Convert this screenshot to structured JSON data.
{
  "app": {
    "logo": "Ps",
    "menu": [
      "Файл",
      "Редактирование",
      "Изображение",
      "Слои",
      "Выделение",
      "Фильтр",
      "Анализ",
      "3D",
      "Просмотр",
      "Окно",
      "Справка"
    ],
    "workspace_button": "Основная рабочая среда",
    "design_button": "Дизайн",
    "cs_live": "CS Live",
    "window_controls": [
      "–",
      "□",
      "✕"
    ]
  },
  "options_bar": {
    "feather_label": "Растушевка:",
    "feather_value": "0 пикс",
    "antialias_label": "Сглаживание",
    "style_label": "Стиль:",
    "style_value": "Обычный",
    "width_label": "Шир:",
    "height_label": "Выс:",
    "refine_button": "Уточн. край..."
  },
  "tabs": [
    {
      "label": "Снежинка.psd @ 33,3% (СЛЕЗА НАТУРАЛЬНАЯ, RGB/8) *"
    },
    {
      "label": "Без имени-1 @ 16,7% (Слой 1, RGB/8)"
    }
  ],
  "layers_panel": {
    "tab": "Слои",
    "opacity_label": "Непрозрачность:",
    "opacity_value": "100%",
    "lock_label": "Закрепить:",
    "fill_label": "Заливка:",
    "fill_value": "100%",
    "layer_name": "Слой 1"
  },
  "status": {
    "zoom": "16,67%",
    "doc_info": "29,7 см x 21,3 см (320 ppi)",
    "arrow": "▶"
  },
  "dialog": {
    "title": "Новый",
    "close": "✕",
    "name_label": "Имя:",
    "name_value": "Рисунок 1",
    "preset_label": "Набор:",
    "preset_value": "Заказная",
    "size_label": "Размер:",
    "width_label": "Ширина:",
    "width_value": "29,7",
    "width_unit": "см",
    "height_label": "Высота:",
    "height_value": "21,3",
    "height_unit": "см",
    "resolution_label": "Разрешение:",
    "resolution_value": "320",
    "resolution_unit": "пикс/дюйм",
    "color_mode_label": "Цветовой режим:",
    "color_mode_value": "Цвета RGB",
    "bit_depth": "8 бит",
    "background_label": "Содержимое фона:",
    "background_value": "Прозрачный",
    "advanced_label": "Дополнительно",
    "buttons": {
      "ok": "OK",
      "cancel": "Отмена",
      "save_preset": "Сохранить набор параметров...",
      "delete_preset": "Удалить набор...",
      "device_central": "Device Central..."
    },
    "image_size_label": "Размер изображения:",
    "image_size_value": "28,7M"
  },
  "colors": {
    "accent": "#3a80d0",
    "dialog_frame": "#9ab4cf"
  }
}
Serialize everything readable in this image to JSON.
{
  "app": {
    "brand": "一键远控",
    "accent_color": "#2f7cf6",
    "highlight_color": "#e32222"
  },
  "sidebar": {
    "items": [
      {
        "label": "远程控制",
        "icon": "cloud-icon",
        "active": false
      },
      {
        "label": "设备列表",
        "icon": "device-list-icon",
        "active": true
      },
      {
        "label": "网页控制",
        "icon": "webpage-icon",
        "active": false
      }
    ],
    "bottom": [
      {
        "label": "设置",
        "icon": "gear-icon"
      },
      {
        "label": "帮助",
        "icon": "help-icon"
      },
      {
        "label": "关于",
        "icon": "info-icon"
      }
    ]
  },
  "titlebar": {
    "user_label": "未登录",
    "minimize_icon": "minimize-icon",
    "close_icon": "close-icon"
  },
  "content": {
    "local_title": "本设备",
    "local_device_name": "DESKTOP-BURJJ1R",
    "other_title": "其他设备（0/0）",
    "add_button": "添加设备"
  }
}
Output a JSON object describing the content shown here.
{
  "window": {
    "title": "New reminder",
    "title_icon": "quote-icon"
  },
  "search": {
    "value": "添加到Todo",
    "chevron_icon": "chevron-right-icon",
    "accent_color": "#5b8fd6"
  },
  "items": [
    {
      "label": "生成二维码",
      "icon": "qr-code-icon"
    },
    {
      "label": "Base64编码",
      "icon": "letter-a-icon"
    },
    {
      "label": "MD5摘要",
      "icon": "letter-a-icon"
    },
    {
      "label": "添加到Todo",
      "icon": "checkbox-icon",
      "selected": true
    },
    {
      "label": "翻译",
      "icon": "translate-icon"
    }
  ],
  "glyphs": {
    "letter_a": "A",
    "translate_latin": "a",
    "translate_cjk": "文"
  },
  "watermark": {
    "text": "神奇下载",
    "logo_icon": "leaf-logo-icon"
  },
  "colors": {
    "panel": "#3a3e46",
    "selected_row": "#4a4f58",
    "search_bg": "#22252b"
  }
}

----

Which lines hold the word "JSON"? Copy each of them from the records.

Convert this screenshot to structured JSON data.
Serialize everything readable in this image to JSON.
Output a JSON object describing the content shown here.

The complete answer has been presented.